Stored records:
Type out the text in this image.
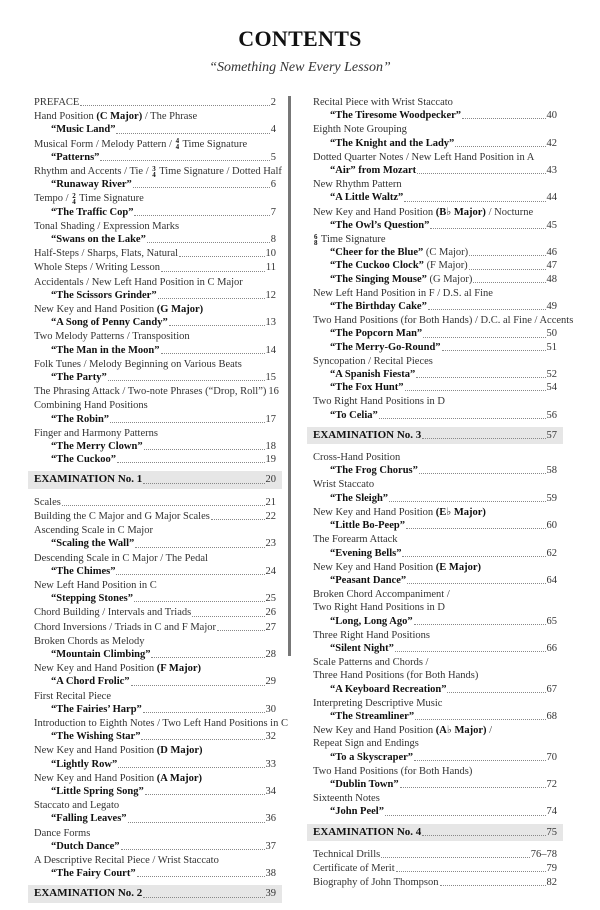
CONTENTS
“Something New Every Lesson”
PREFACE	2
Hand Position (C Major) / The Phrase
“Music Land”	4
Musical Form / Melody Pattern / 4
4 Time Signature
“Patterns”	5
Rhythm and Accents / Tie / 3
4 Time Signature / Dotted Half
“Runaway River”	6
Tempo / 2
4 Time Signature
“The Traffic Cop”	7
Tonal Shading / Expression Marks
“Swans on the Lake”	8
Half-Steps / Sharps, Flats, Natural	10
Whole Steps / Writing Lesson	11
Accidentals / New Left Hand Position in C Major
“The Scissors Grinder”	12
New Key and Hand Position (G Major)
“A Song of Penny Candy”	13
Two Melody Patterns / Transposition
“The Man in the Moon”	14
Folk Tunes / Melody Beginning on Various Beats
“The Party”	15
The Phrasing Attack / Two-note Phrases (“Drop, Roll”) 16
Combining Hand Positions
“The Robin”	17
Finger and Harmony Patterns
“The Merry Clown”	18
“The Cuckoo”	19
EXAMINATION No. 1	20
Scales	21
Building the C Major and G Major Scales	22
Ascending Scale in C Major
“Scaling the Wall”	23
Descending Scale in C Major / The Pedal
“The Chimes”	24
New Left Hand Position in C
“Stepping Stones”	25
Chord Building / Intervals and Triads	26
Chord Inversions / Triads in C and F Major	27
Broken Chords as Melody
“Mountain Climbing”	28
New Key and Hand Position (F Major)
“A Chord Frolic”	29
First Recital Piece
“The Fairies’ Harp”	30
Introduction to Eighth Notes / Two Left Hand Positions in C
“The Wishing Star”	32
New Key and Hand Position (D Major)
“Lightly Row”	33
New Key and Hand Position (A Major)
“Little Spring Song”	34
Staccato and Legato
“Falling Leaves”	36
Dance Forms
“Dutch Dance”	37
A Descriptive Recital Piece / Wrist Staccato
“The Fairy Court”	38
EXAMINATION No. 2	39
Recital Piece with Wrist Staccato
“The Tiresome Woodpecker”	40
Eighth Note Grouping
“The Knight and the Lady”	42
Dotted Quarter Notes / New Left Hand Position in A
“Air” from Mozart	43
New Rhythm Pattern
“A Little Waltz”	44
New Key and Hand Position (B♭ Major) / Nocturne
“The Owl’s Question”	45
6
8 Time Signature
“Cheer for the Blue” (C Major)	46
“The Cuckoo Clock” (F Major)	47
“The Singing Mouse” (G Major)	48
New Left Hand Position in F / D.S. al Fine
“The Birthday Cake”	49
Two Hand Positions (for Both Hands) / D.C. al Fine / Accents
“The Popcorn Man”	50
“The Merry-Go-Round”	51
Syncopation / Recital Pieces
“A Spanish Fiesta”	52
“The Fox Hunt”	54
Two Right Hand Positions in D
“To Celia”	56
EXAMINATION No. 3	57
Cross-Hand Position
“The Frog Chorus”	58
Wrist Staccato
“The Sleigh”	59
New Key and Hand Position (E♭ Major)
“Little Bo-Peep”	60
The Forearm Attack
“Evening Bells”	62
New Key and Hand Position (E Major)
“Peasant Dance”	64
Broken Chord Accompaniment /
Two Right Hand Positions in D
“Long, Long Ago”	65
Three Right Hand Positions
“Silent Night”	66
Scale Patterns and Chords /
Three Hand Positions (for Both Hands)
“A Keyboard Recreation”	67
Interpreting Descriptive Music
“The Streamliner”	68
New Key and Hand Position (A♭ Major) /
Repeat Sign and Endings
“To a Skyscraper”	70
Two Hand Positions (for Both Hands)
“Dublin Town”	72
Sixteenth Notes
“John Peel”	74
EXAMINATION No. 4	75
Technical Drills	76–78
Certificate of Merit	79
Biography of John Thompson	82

...

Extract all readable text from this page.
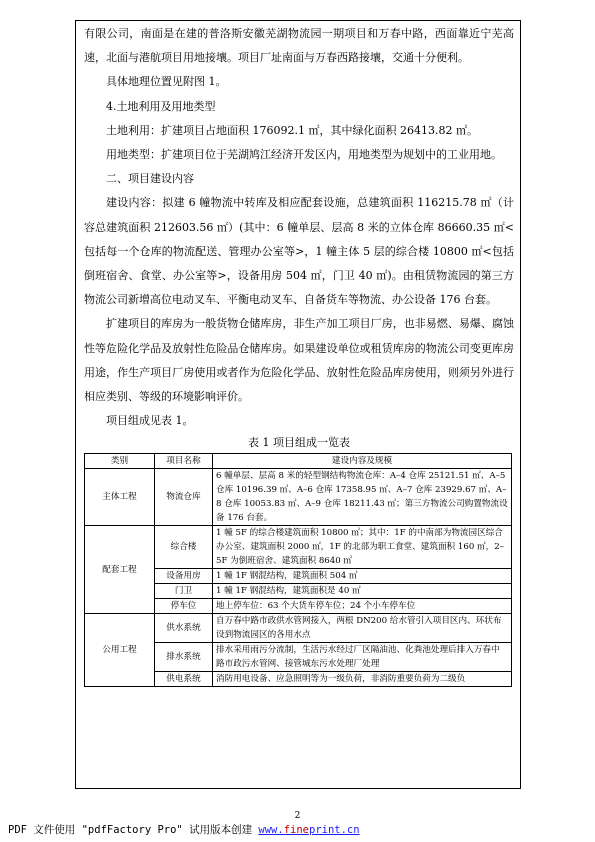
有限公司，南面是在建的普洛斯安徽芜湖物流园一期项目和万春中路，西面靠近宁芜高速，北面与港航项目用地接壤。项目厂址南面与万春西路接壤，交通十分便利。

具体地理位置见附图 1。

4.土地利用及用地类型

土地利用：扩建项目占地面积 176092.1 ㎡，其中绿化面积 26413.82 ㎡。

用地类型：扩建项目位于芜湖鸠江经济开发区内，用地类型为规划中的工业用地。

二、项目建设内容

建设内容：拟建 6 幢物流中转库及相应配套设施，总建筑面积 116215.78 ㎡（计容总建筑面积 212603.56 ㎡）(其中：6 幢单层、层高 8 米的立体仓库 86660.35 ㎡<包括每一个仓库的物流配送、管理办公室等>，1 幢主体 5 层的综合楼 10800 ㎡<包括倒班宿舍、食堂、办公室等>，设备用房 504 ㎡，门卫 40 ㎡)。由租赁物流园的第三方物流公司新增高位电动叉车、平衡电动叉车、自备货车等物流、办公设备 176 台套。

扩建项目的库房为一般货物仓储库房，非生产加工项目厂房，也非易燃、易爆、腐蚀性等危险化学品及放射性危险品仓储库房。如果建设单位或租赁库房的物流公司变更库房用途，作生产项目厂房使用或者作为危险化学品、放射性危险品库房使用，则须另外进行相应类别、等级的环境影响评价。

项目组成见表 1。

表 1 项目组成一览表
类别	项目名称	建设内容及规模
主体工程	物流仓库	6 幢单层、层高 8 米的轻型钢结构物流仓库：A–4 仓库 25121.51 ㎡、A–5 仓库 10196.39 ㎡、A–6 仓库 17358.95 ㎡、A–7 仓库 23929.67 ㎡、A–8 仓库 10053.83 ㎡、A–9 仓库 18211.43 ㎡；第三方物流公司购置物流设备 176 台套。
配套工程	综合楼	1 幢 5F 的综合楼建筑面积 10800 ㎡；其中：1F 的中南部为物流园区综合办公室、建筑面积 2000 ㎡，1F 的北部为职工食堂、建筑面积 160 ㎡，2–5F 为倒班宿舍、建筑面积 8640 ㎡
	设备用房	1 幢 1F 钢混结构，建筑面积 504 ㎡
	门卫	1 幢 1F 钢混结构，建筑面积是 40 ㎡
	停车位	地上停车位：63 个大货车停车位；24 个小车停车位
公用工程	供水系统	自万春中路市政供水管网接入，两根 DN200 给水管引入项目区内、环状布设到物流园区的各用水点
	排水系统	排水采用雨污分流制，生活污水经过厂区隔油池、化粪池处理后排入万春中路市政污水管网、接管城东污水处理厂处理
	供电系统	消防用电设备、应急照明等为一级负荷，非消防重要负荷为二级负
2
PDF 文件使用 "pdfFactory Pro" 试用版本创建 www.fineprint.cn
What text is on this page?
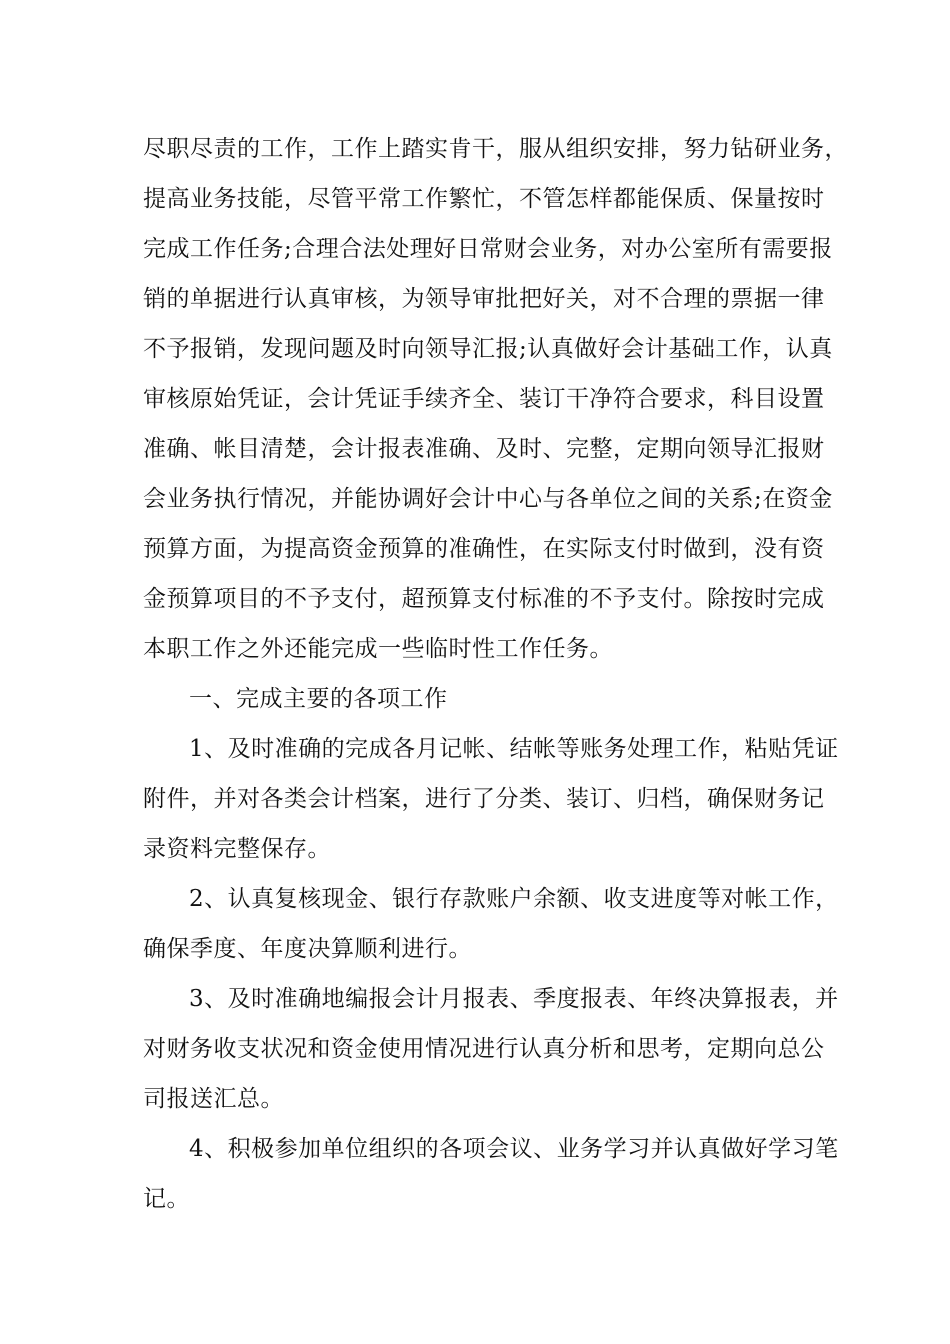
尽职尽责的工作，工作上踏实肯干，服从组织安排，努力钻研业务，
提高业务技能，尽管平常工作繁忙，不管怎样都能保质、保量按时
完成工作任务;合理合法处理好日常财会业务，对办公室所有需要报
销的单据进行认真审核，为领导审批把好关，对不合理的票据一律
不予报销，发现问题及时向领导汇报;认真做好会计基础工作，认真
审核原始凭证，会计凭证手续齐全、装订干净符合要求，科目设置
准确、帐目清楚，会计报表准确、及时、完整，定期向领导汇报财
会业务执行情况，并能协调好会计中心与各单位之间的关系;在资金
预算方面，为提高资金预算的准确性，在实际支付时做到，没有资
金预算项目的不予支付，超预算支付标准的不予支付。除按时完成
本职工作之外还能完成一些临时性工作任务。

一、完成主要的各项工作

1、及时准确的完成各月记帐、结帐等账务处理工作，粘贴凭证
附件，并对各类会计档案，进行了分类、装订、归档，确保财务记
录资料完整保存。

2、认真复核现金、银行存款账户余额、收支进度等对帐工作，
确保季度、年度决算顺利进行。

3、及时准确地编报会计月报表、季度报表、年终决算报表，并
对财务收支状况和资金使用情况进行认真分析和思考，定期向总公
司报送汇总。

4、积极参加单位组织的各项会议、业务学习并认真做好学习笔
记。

==

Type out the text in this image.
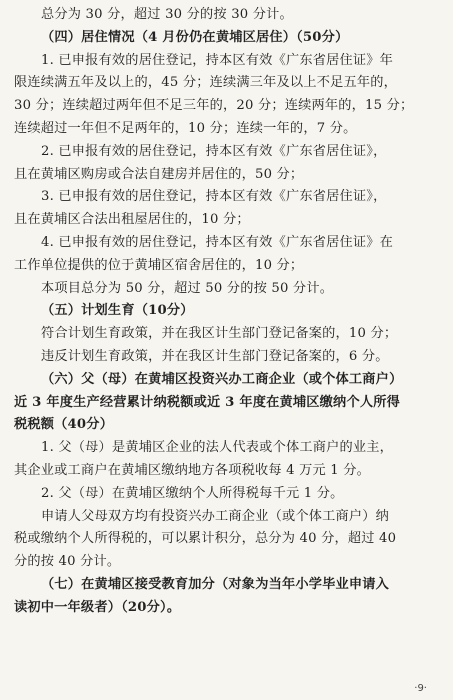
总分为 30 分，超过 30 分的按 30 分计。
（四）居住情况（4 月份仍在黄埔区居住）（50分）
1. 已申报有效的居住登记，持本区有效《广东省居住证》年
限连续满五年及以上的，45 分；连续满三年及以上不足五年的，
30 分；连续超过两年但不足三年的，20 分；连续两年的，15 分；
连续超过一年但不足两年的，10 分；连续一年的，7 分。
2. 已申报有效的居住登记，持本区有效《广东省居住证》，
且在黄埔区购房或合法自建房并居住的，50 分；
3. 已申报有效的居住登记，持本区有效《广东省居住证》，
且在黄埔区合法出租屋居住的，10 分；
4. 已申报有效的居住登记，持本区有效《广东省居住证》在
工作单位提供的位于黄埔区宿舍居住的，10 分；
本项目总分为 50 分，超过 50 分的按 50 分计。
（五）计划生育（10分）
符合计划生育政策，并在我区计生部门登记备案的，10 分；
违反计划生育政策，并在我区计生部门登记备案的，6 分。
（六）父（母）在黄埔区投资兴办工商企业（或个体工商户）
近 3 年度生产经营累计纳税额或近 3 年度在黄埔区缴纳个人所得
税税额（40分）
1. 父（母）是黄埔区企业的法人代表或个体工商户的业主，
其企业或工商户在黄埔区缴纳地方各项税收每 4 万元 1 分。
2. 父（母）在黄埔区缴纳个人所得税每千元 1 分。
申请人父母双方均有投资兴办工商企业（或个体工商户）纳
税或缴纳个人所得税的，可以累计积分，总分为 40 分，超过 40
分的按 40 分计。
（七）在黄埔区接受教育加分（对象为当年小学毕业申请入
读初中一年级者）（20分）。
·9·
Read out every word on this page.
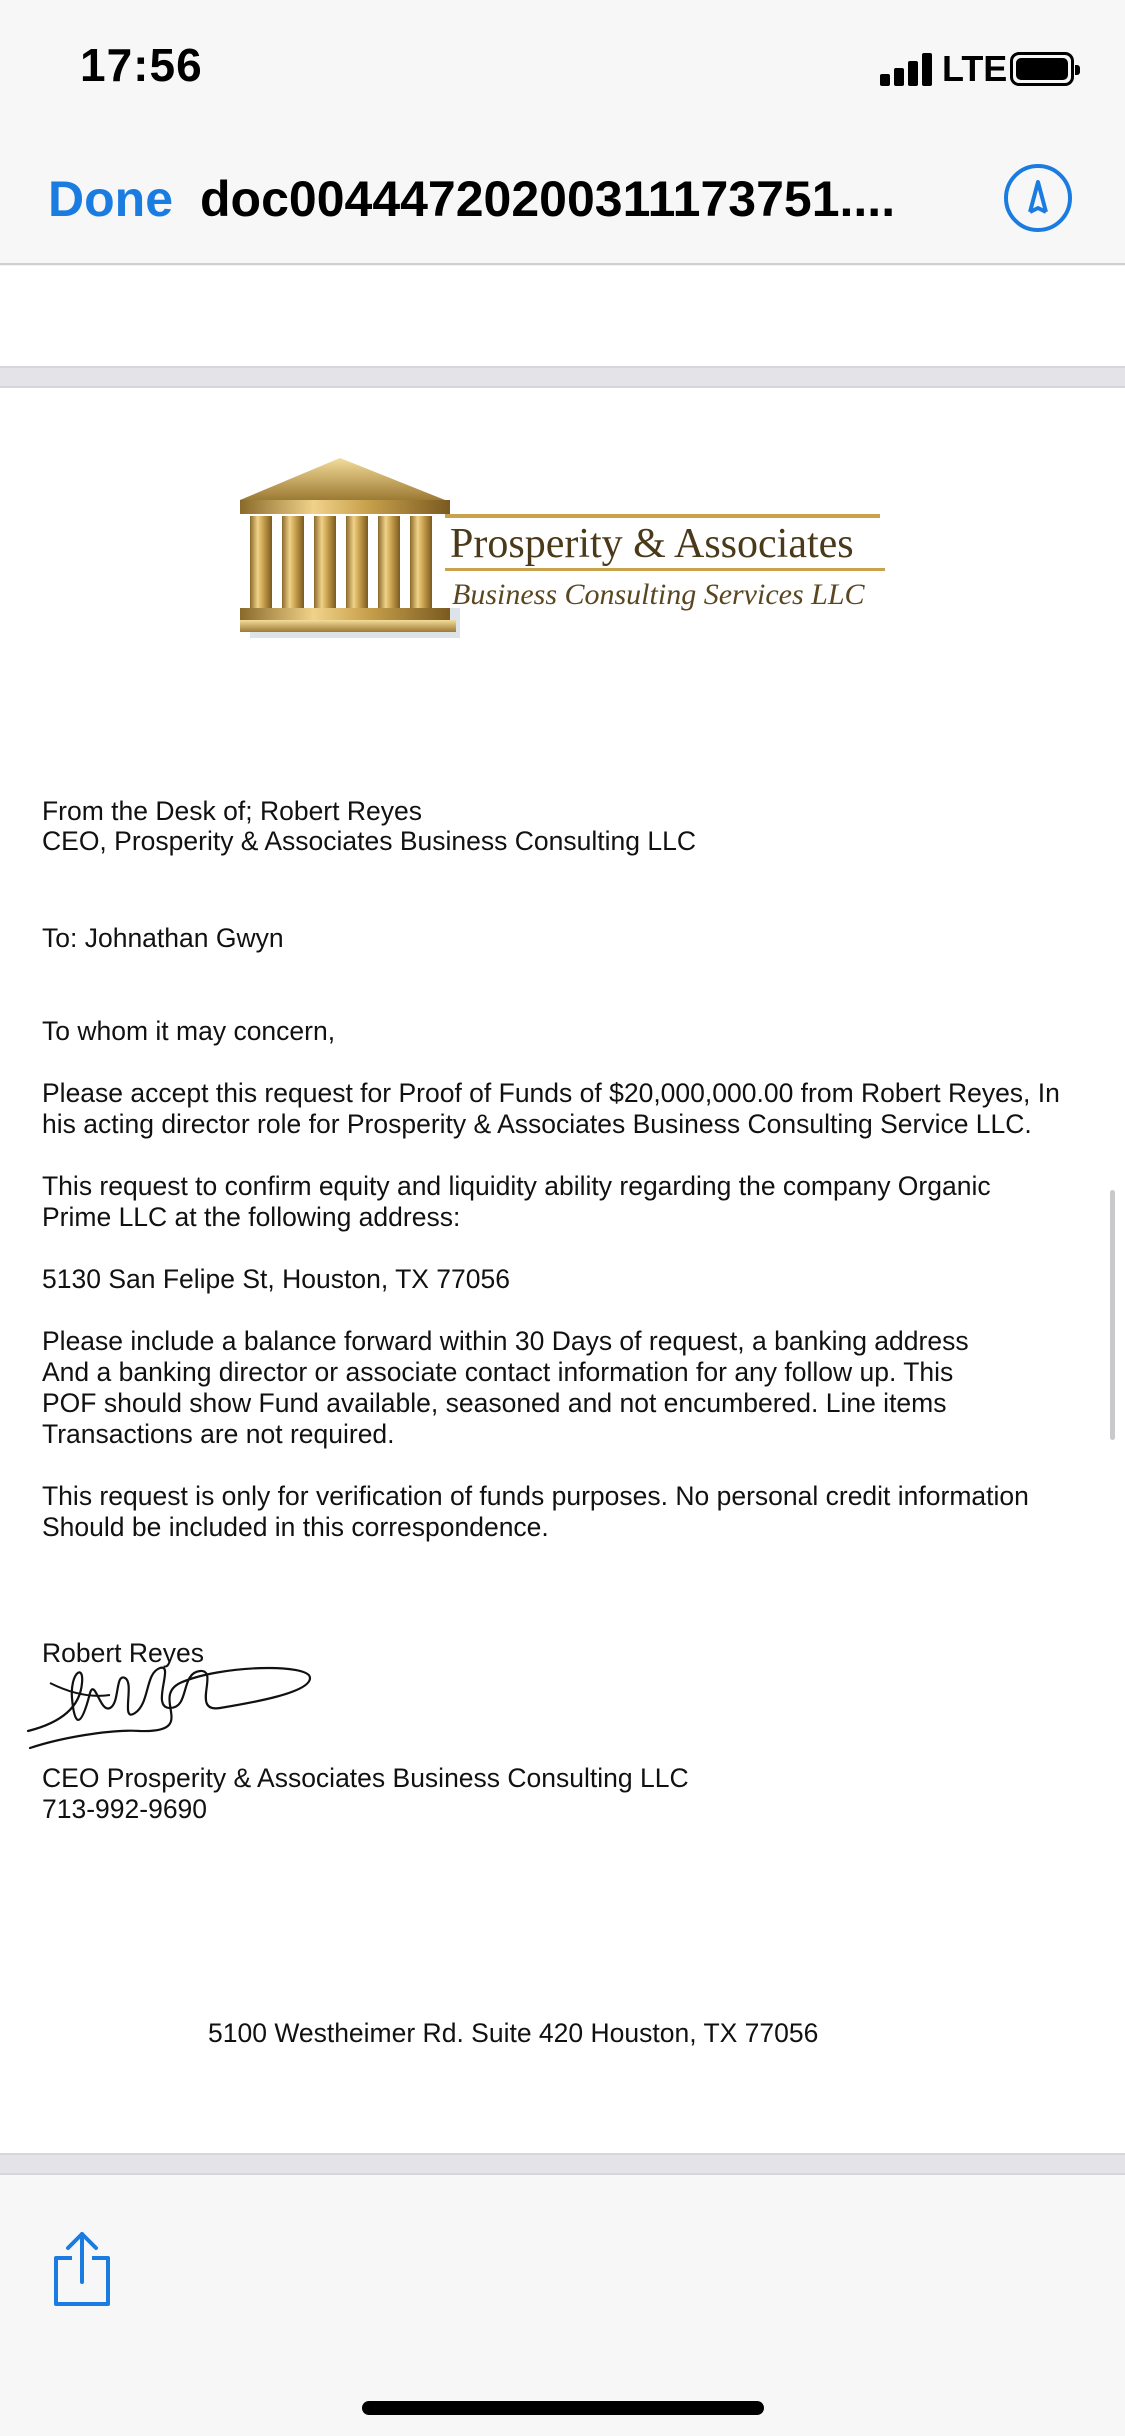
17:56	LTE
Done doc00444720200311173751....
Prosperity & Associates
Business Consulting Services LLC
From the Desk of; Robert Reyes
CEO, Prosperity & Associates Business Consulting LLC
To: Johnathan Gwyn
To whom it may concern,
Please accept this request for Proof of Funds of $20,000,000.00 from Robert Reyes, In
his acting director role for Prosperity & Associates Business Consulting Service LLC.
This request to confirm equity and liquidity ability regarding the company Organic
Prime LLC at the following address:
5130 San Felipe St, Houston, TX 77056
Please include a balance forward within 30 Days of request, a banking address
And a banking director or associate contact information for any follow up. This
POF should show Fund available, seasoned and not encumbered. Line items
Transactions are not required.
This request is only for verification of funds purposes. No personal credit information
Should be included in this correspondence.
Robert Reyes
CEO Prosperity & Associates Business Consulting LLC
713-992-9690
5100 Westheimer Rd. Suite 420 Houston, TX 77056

■ Exercise requirements: Pick each line holding the word "Accents" out of the listing.

■ Output:
Rhythm and Accents / Tie / 3
Two Hand Positions (for Both Hands) / D.C. al Fine / Accents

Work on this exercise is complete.